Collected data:
= = = = = = =

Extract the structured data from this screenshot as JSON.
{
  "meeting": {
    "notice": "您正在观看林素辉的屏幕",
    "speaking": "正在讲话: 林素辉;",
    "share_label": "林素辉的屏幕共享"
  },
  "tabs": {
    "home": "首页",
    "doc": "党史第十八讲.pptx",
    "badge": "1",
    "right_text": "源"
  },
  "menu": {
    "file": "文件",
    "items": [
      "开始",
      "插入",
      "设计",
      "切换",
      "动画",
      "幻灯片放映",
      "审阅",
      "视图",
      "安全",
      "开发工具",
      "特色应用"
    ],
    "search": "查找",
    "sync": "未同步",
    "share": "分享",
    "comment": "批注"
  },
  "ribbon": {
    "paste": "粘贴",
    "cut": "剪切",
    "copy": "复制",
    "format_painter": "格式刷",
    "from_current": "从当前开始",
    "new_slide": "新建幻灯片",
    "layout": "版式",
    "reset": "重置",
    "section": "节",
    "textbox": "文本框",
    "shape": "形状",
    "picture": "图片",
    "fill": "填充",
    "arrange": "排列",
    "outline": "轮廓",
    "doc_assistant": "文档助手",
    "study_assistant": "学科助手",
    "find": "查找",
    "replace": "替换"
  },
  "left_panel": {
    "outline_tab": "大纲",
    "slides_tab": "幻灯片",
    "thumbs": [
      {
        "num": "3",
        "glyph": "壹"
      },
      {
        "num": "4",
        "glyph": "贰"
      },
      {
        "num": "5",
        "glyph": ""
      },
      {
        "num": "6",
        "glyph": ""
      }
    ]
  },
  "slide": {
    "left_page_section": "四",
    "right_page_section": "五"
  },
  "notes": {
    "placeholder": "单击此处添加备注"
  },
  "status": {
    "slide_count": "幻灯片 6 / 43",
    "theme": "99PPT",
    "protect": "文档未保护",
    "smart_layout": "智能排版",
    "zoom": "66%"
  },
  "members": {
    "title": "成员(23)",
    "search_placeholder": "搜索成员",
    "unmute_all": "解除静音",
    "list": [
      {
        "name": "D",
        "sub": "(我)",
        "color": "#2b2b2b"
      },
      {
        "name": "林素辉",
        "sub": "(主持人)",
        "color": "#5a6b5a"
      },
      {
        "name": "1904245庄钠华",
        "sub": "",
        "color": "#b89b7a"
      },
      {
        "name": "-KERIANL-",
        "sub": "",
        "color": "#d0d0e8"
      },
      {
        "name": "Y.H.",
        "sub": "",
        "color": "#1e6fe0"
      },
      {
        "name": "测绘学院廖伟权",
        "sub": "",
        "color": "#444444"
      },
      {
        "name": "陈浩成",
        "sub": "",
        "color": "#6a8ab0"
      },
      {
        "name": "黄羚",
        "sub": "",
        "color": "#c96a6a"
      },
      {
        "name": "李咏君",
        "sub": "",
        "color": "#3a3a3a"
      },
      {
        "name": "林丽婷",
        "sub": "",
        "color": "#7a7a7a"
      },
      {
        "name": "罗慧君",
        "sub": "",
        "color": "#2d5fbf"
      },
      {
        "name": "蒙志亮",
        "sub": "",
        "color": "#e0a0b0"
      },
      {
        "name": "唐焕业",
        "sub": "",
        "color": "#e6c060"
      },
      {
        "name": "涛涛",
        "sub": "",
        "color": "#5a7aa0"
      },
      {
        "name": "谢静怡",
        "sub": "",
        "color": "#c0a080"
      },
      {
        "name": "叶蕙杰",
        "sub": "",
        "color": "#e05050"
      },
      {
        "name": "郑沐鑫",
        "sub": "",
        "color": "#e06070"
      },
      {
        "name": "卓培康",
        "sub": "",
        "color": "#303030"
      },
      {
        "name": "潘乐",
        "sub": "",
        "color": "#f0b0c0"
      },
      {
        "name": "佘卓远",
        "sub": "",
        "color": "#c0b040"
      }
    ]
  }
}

= = = = = = =

Aim of the exercise: Output every line above without altering anything.

Result for this exercise:
Extract the structured data from this screenshot as JSON.
{
  "meeting": {
    "notice": "您正在观看林素辉的屏幕",
    "speaking": "正在讲话: 林素辉;",
    "share_label": "林素辉的屏幕共享"
  },
  "tabs": {
    "home": "首页",
    "doc": "党史第十八讲.pptx",
    "badge": "1",
    "right_text": "源"
  },
  "menu": {
    "file": "文件",
    "items": [
      "开始",
      "插入",
      "设计",
      "切换",
      "动画",
      "幻灯片放映",
      "审阅",
      "视图",
      "安全",
      "开发工具",
      "特色应用"
    ],
    "search": "查找",
    "sync": "未同步",
    "share": "分享",
    "comment": "批注"
  },
  "ribbon": {
    "paste": "粘贴",
    "cut": "剪切",
    "copy": "复制",
    "format_painter": "格式刷",
    "from_current": "从当前开始",
    "new_slide": "新建幻灯片",
    "layout": "版式",
    "reset": "重置",
    "section": "节",
    "textbox": "文本框",
    "shape": "形状",
    "picture": "图片",
    "fill": "填充",
    "arrange": "排列",
    "outline": "轮廓",
    "doc_assistant": "文档助手",
    "study_assistant": "学科助手",
    "find": "查找",
    "replace": "替换"
  },
  "left_panel": {
    "outline_tab": "大纲",
    "slides_tab": "幻灯片",
    "thumbs": [
      {
        "num": "3",
        "glyph": "壹"
      },
      {
        "num": "4",
        "glyph": "贰"
      },
      {
        "num": "5",
        "glyph": ""
      },
      {
        "num": "6",
        "glyph": ""
      }
    ]
  },
  "slide": {
    "left_page_section": "四",
    "right_page_section": "五"
  },
  "notes": {
    "placeholder": "单击此处添加备注"
  },
  "status": {
    "slide_count": "幻灯片 6 / 43",
    "theme": "99PPT",
    "protect": "文档未保护",
    "smart_layout": "智能排版",
    "zoom": "66%"
  },
  "members": {
    "title": "成员(23)",
    "search_placeholder": "搜索成员",
    "unmute_all": "解除静音",
    "list": [
      {
        "name": "D",
        "sub": "(我)",
        "color": "#2b2b2b"
      },
      {
        "name": "林素辉",
        "sub": "(主持人)",
        "color": "#5a6b5a"
      },
      {
        "name": "1904245庄钠华",
        "sub": "",
        "color": "#b89b7a"
      },
      {
        "name": "-KERIANL-",
        "sub": "",
        "color": "#d0d0e8"
      },
      {
        "name": "Y.H.",
        "sub": "",
        "color": "#1e6fe0"
      },
      {
        "name": "测绘学院廖伟权",
        "sub": "",
        "color": "#444444"
      },
      {
        "name": "陈浩成",
        "sub": "",
        "color": "#6a8ab0"
      },
      {
        "name": "黄羚",
        "sub": "",
        "color": "#c96a6a"
      },
      {
        "name": "李咏君",
        "sub": "",
        "color": "#3a3a3a"
      },
      {
        "name": "林丽婷",
        "sub": "",
        "color": "#7a7a7a"
      },
      {
        "name": "罗慧君",
        "sub": "",
        "color": "#2d5fbf"
      },
      {
        "name": "蒙志亮",
        "sub": "",
        "color": "#e0a0b0"
      },
      {
        "name": "唐焕业",
        "sub": "",
        "color": "#e6c060"
      },
      {
        "name": "涛涛",
        "sub": "",
        "color": "#5a7aa0"
      },
      {
        "name": "谢静怡",
        "sub": "",
        "color": "#c0a080"
      },
      {
        "name": "叶蕙杰",
        "sub": "",
        "color": "#e05050"
      },
      {
        "name": "郑沐鑫",
        "sub": "",
        "color": "#e06070"
      },
      {
        "name": "卓培康",
        "sub": "",
        "color": "#303030"
      },
      {
        "name": "潘乐",
        "sub": "",
        "color": "#f0b0c0"
      },
      {
        "name": "佘卓远",
        "sub": "",
        "color": "#c0b040"
      }
    ]
  }
}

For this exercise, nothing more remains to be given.